>> Start
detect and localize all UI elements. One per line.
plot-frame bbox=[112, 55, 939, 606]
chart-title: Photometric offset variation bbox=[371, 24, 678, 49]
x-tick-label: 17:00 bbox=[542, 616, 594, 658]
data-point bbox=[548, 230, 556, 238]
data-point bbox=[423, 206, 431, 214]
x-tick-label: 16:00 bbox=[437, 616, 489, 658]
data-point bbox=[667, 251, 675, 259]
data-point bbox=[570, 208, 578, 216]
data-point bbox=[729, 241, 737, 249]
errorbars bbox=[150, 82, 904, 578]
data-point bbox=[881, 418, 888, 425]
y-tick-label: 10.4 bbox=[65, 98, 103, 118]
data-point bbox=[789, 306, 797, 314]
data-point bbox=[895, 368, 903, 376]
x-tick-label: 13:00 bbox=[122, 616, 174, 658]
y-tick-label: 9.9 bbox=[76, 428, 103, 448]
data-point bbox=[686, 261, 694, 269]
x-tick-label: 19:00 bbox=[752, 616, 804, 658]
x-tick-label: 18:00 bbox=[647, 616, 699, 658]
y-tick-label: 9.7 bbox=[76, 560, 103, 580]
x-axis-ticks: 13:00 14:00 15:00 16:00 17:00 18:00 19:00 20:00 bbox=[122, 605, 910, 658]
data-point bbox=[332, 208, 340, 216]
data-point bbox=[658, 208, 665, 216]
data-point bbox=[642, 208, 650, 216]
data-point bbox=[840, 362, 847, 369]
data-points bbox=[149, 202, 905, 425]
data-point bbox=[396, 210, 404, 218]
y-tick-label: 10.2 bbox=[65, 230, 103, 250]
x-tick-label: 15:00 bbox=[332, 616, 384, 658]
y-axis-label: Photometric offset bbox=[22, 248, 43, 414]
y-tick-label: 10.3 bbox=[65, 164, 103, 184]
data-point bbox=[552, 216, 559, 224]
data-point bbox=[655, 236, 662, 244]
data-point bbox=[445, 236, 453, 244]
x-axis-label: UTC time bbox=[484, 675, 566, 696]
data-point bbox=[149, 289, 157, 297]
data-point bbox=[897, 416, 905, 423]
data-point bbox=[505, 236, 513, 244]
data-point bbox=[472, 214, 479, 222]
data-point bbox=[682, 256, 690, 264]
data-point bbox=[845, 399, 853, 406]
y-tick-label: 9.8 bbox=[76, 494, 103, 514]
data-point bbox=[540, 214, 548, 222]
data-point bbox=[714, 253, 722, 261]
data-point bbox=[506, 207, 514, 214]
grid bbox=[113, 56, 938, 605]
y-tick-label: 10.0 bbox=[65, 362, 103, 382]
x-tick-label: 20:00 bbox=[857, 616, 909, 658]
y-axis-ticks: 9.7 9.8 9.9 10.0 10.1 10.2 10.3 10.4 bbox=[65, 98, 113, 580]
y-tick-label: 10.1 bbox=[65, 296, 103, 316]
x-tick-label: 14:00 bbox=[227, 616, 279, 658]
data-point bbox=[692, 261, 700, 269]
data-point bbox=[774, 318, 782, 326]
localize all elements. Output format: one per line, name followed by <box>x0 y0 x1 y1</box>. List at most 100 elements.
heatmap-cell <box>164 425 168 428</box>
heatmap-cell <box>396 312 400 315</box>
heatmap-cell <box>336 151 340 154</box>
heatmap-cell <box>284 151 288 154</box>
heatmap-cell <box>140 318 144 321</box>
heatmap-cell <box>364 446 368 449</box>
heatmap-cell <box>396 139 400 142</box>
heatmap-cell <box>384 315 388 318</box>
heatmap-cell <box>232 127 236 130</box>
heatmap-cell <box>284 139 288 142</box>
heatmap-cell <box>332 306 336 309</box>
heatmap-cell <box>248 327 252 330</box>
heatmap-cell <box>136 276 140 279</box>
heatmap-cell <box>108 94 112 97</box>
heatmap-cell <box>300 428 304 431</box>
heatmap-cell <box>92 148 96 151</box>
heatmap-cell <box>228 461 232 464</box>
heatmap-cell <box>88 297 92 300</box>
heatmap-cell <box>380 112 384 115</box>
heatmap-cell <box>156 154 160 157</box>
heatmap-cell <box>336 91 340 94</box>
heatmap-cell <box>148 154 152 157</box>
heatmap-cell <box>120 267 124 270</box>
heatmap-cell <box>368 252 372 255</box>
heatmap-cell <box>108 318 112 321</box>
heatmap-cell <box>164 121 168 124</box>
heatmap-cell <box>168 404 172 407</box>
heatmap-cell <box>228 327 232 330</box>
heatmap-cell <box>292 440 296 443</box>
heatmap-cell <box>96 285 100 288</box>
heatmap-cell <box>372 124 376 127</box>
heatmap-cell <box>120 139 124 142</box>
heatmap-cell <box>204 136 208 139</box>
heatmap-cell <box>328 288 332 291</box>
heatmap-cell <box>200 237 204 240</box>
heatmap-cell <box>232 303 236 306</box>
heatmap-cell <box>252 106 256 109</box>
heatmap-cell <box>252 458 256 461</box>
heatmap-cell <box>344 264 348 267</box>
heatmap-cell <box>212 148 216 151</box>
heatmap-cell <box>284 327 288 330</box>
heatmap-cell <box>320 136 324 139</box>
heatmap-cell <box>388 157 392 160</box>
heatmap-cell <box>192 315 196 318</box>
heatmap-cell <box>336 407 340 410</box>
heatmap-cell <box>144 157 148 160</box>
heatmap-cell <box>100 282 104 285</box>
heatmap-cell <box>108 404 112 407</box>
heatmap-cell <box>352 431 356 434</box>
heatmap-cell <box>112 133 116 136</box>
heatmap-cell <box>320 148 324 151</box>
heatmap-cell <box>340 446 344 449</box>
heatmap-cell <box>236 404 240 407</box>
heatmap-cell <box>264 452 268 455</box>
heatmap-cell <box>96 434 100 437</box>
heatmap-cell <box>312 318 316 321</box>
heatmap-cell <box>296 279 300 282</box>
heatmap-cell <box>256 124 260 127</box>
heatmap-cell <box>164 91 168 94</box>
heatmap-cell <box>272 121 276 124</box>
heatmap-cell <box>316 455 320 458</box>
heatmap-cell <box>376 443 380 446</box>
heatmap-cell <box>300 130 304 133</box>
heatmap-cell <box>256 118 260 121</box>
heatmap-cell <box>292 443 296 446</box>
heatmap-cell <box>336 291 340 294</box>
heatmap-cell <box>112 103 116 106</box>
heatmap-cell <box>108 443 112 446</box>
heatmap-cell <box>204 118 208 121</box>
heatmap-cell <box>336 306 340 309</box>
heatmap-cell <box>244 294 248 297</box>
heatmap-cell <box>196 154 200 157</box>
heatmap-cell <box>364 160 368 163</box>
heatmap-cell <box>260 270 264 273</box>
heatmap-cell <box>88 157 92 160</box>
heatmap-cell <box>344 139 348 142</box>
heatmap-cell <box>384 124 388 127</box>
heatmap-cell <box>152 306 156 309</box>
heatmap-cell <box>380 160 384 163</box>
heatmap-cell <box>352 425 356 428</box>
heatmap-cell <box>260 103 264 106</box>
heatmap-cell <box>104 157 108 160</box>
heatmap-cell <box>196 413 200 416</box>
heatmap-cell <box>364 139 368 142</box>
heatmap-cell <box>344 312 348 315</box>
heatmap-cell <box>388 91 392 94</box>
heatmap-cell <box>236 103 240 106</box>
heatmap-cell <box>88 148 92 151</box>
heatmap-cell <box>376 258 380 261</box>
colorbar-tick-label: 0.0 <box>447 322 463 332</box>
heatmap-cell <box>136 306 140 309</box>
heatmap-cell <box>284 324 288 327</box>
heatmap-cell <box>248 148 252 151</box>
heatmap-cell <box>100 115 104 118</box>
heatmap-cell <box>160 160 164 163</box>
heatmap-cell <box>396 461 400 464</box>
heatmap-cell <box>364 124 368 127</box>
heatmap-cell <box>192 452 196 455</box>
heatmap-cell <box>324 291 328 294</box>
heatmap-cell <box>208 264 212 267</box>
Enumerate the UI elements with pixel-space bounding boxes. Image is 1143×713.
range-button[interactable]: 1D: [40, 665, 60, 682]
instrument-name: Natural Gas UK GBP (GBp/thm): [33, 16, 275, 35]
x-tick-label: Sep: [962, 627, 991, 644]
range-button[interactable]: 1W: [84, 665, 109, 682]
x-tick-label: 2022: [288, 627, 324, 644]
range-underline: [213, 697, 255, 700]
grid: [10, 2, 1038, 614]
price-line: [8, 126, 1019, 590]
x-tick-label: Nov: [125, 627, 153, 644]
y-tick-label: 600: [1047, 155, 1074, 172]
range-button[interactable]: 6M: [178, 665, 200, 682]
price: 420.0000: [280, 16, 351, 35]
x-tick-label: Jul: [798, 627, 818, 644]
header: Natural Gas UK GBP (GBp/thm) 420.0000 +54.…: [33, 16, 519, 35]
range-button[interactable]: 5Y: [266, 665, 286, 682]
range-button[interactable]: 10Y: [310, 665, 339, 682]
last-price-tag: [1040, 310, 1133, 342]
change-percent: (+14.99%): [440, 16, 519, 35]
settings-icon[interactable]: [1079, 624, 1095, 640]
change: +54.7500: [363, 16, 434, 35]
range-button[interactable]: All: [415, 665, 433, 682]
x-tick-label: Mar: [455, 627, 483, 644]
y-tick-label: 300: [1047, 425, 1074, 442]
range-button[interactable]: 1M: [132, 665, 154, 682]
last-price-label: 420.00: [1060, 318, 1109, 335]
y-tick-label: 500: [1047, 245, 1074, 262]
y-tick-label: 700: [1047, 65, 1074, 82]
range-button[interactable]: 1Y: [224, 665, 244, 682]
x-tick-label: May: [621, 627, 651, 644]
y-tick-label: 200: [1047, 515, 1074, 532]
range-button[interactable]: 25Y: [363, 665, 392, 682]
>> End
§ Written request: Copy out the lines from the start of the records through the line containing "data-point bbox=[445, 236, 453, 244]", with both ends included, and reproduce them character for character.

§ Exercise output:
detect and localize all UI elements. One per line.
plot-frame bbox=[112, 55, 939, 606]
chart-title: Photometric offset variation bbox=[371, 24, 678, 49]
x-tick-label: 17:00 bbox=[542, 616, 594, 658]
data-point bbox=[548, 230, 556, 238]
data-point bbox=[423, 206, 431, 214]
x-tick-label: 16:00 bbox=[437, 616, 489, 658]
data-point bbox=[667, 251, 675, 259]
data-point bbox=[570, 208, 578, 216]
data-point bbox=[729, 241, 737, 249]
errorbars bbox=[150, 82, 904, 578]
data-point bbox=[881, 418, 888, 425]
y-tick-label: 10.4 bbox=[65, 98, 103, 118]
data-point bbox=[789, 306, 797, 314]
data-point bbox=[895, 368, 903, 376]
x-tick-label: 13:00 bbox=[122, 616, 174, 658]
y-tick-label: 9.9 bbox=[76, 428, 103, 448]
data-point bbox=[686, 261, 694, 269]
x-tick-label: 19:00 bbox=[752, 616, 804, 658]
x-tick-label: 18:00 bbox=[647, 616, 699, 658]
y-tick-label: 9.7 bbox=[76, 560, 103, 580]
x-axis-ticks: 13:00 14:00 15:00 16:00 17:00 18:00 19:00 20:00 bbox=[122, 605, 910, 658]
data-point bbox=[332, 208, 340, 216]
data-point bbox=[658, 208, 665, 216]
data-point bbox=[642, 208, 650, 216]
data-point bbox=[840, 362, 847, 369]
data-points bbox=[149, 202, 905, 425]
data-point bbox=[396, 210, 404, 218]
y-tick-label: 10.2 bbox=[65, 230, 103, 250]
x-tick-label: 15:00 bbox=[332, 616, 384, 658]
y-axis-label: Photometric offset bbox=[22, 248, 43, 414]
y-tick-label: 10.3 bbox=[65, 164, 103, 184]
data-point bbox=[552, 216, 559, 224]
data-point bbox=[655, 236, 662, 244]
data-point bbox=[445, 236, 453, 244]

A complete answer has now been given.